#### [GIVEN TASK]
The listing must be reproduced in full, exactly as it stands.

[Figure contents as structured data]
»»

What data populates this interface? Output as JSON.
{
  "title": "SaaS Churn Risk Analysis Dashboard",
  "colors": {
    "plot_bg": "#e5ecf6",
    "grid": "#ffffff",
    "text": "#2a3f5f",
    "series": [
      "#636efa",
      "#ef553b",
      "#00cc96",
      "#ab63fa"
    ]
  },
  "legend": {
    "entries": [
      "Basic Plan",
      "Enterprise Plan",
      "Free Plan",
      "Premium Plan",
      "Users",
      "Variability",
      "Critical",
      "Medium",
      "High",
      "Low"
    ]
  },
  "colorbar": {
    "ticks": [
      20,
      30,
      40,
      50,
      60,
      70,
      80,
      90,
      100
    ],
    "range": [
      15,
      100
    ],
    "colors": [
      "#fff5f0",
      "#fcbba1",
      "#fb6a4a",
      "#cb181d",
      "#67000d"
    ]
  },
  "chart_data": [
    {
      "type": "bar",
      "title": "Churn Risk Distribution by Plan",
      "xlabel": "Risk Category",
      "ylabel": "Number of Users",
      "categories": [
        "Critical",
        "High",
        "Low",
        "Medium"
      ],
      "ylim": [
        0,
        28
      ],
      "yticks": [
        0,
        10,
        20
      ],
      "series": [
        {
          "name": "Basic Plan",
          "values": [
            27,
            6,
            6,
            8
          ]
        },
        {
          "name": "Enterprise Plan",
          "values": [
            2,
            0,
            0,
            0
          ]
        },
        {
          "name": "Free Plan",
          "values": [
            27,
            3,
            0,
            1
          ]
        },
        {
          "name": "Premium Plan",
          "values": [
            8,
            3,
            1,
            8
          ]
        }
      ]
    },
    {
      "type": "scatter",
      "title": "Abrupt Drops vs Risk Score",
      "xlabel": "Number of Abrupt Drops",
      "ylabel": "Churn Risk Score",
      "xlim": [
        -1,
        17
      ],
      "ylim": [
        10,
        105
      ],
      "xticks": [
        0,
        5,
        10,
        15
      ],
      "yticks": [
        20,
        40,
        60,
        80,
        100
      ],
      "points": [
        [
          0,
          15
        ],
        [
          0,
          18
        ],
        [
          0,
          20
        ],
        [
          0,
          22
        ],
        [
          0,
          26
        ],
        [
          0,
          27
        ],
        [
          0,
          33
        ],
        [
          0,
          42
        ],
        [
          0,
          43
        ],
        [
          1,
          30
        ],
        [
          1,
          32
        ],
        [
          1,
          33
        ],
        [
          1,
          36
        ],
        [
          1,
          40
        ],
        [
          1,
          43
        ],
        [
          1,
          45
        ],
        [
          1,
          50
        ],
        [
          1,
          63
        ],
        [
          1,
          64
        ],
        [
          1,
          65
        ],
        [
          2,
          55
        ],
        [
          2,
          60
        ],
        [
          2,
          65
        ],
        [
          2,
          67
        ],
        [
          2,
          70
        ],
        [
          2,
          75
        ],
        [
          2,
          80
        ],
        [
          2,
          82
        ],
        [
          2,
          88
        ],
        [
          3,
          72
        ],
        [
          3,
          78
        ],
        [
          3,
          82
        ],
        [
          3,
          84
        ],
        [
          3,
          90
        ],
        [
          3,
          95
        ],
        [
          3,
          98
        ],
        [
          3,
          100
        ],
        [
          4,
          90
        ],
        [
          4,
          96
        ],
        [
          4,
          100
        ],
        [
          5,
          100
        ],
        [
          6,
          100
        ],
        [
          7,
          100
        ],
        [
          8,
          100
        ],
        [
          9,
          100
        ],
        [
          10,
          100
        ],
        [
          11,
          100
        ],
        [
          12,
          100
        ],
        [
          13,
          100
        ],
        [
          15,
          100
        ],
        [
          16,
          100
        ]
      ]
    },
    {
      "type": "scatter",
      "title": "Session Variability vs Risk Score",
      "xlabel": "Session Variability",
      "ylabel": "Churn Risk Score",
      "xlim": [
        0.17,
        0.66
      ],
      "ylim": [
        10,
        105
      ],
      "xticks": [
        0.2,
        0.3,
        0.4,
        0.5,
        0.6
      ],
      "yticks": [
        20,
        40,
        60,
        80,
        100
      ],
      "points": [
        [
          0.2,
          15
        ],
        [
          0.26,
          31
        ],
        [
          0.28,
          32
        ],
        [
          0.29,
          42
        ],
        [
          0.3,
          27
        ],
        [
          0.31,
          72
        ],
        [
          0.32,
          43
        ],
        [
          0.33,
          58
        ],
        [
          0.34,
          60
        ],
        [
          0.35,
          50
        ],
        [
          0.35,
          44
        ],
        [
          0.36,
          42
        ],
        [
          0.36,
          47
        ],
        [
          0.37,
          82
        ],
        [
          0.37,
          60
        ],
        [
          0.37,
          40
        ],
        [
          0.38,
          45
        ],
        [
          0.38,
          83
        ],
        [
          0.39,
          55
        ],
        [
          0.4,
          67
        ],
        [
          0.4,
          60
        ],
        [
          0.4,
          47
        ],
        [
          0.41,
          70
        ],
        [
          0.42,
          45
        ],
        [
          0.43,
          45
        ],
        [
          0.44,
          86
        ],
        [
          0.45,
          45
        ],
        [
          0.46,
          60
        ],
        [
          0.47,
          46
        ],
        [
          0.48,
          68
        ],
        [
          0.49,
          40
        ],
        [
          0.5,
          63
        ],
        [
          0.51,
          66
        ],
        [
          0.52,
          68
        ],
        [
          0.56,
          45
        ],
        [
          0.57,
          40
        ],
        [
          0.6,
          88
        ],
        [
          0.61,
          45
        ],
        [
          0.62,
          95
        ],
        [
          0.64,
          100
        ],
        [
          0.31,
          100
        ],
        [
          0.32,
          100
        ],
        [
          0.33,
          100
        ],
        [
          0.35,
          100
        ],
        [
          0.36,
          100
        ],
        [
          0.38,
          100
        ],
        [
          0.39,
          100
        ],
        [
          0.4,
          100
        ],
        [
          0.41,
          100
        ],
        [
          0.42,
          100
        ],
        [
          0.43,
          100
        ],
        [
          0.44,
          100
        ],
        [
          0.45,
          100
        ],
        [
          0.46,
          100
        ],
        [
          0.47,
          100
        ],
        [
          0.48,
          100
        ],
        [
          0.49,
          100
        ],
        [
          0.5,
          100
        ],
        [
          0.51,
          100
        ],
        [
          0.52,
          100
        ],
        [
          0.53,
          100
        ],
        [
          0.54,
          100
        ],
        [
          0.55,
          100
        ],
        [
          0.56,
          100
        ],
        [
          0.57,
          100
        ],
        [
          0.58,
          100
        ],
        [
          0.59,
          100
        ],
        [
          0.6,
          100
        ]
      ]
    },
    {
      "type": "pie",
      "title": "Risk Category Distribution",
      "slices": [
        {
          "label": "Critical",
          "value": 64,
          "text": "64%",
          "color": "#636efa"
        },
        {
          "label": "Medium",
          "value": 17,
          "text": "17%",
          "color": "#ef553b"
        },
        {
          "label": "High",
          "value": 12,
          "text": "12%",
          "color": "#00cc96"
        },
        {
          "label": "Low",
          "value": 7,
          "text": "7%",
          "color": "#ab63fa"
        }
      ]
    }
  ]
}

««

#### [EXERCISE ANSWER]
What data populates this interface? Output as JSON.
{
  "title": "SaaS Churn Risk Analysis Dashboard",
  "colors": {
    "plot_bg": "#e5ecf6",
    "grid": "#ffffff",
    "text": "#2a3f5f",
    "series": [
      "#636efa",
      "#ef553b",
      "#00cc96",
      "#ab63fa"
    ]
  },
  "legend": {
    "entries": [
      "Basic Plan",
      "Enterprise Plan",
      "Free Plan",
      "Premium Plan",
      "Users",
      "Variability",
      "Critical",
      "Medium",
      "High",
      "Low"
    ]
  },
  "colorbar": {
    "ticks": [
      20,
      30,
      40,
      50,
      60,
      70,
      80,
      90,
      100
    ],
    "range": [
      15,
      100
    ],
    "colors": [
      "#fff5f0",
      "#fcbba1",
      "#fb6a4a",
      "#cb181d",
      "#67000d"
    ]
  },
  "chart_data": [
    {
      "type": "bar",
      "title": "Churn Risk Distribution by Plan",
      "xlabel": "Risk Category",
      "ylabel": "Number of Users",
      "categories": [
        "Critical",
        "High",
        "Low",
        "Medium"
      ],
      "ylim": [
        0,
        28
      ],
      "yticks": [
        0,
        10,
        20
      ],
      "series": [
        {
          "name": "Basic Plan",
          "values": [
            27,
            6,
            6,
            8
          ]
        },
        {
          "name": "Enterprise Plan",
          "values": [
            2,
            0,
            0,
            0
          ]
        },
        {
          "name": "Free Plan",
          "values": [
            27,
            3,
            0,
            1
          ]
        },
        {
          "name": "Premium Plan",
          "values": [
            8,
            3,
            1,
            8
          ]
        }
      ]
    },
    {
      "type": "scatter",
      "title": "Abrupt Drops vs Risk Score",
      "xlabel": "Number of Abrupt Drops",
      "ylabel": "Churn Risk Score",
      "xlim": [
        -1,
        17
      ],
      "ylim": [
        10,
        105
      ],
      "xticks": [
        0,
        5,
        10,
        15
      ],
      "yticks": [
        20,
        40,
        60,
        80,
        100
      ],
      "points": [
        [
          0,
          15
        ],
        [
          0,
          18
        ],
        [
          0,
          20
        ],
        [
          0,
          22
        ],
        [
          0,
          26
        ],
        [
          0,
          27
        ],
        [
          0,
          33
        ],
        [
          0,
          42
        ],
        [
          0,
          43
        ],
        [
          1,
          30
        ],
        [
          1,
          32
        ],
        [
          1,
          33
        ],
        [
          1,
          36
        ],
        [
          1,
          40
        ],
        [
          1,
          43
        ],
        [
          1,
          45
        ],
        [
          1,
          50
        ],
        [
          1,
          63
        ],
        [
          1,
          64
        ],
        [
          1,
          65
        ],
        [
          2,
          55
        ],
        [
          2,
          60
        ],
        [
          2,
          65
        ],
        [
          2,
          67
        ],
        [
          2,
          70
        ],
        [
          2,
          75
        ],
        [
          2,
          80
        ],
        [
          2,
          82
        ],
        [
          2,
          88
        ],
        [
          3,
          72
        ],
        [
          3,
          78
        ],
        [
          3,
          82
        ],
        [
          3,
          84
        ],
        [
          3,
          90
        ],
        [
          3,
          95
        ],
        [
          3,
          98
        ],
        [
          3,
          100
        ],
        [
          4,
          90
        ],
        [
          4,
          96
        ],
        [
          4,
          100
        ],
        [
          5,
          100
        ],
        [
          6,
          100
        ],
        [
          7,
          100
        ],
        [
          8,
          100
        ],
        [
          9,
          100
        ],
        [
          10,
          100
        ],
        [
          11,
          100
        ],
        [
          12,
          100
        ],
        [
          13,
          100
        ],
        [
          15,
          100
        ],
        [
          16,
          100
        ]
      ]
    },
    {
      "type": "scatter",
      "title": "Session Variability vs Risk Score",
      "xlabel": "Session Variability",
      "ylabel": "Churn Risk Score",
      "xlim": [
        0.17,
        0.66
      ],
      "ylim": [
        10,
        105
      ],
      "xticks": [
        0.2,
        0.3,
        0.4,
        0.5,
        0.6
      ],
      "yticks": [
        20,
        40,
        60,
        80,
        100
      ],
      "points": [
        [
          0.2,
          15
        ],
        [
          0.26,
          31
        ],
        [
          0.28,
          32
        ],
        [
          0.29,
          42
        ],
        [
          0.3,
          27
        ],
        [
          0.31,
          72
        ],
        [
          0.32,
          43
        ],
        [
          0.33,
          58
        ],
        [
          0.34,
          60
        ],
        [
          0.35,
          50
        ],
        [
          0.35,
          44
        ],
        [
          0.36,
          42
        ],
        [
          0.36,
          47
        ],
        [
          0.37,
          82
        ],
        [
          0.37,
          60
        ],
        [
          0.37,
          40
        ],
        [
          0.38,
          45
        ],
        [
          0.38,
          83
        ],
        [
          0.39,
          55
        ],
        [
          0.4,
          67
        ],
        [
          0.4,
          60
        ],
        [
          0.4,
          47
        ],
        [
          0.41,
          70
        ],
        [
          0.42,
          45
        ],
        [
          0.43,
          45
        ],
        [
          0.44,
          86
        ],
        [
          0.45,
          45
        ],
        [
          0.46,
          60
        ],
        [
          0.47,
          46
        ],
        [
          0.48,
          68
        ],
        [
          0.49,
          40
        ],
        [
          0.5,
          63
        ],
        [
          0.51,
          66
        ],
        [
          0.52,
          68
        ],
        [
          0.56,
          45
        ],
        [
          0.57,
          40
        ],
        [
          0.6,
          88
        ],
        [
          0.61,
          45
        ],
        [
          0.62,
          95
        ],
        [
          0.64,
          100
        ],
        [
          0.31,
          100
        ],
        [
          0.32,
          100
        ],
        [
          0.33,
          100
        ],
        [
          0.35,
          100
        ],
        [
          0.36,
          100
        ],
        [
          0.38,
          100
        ],
        [
          0.39,
          100
        ],
        [
          0.4,
          100
        ],
        [
          0.41,
          100
        ],
        [
          0.42,
          100
        ],
        [
          0.43,
          100
        ],
        [
          0.44,
          100
        ],
        [
          0.45,
          100
        ],
        [
          0.46,
          100
        ],
        [
          0.47,
          100
        ],
        [
          0.48,
          100
        ],
        [
          0.49,
          100
        ],
        [
          0.5,
          100
        ],
        [
          0.51,
          100
        ],
        [
          0.52,
          100
        ],
        [
          0.53,
          100
        ],
        [
          0.54,
          100
        ],
        [
          0.55,
          100
        ],
        [
          0.56,
          100
        ],
        [
          0.57,
          100
        ],
        [
          0.58,
          100
        ],
        [
          0.59,
          100
        ],
        [
          0.6,
          100
        ]
      ]
    },
    {
      "type": "pie",
      "title": "Risk Category Distribution",
      "slices": [
        {
          "label": "Critical",
          "value": 64,
          "text": "64%",
          "color": "#636efa"
        },
        {
          "label": "Medium",
          "value": 17,
          "text": "17%",
          "color": "#ef553b"
        },
        {
          "label": "High",
          "value": 12,
          "text": "12%",
          "color": "#00cc96"
        },
        {
          "label": "Low",
          "value": 7,
          "text": "7%",
          "color": "#ab63fa"
        }
      ]
    }
  ]
}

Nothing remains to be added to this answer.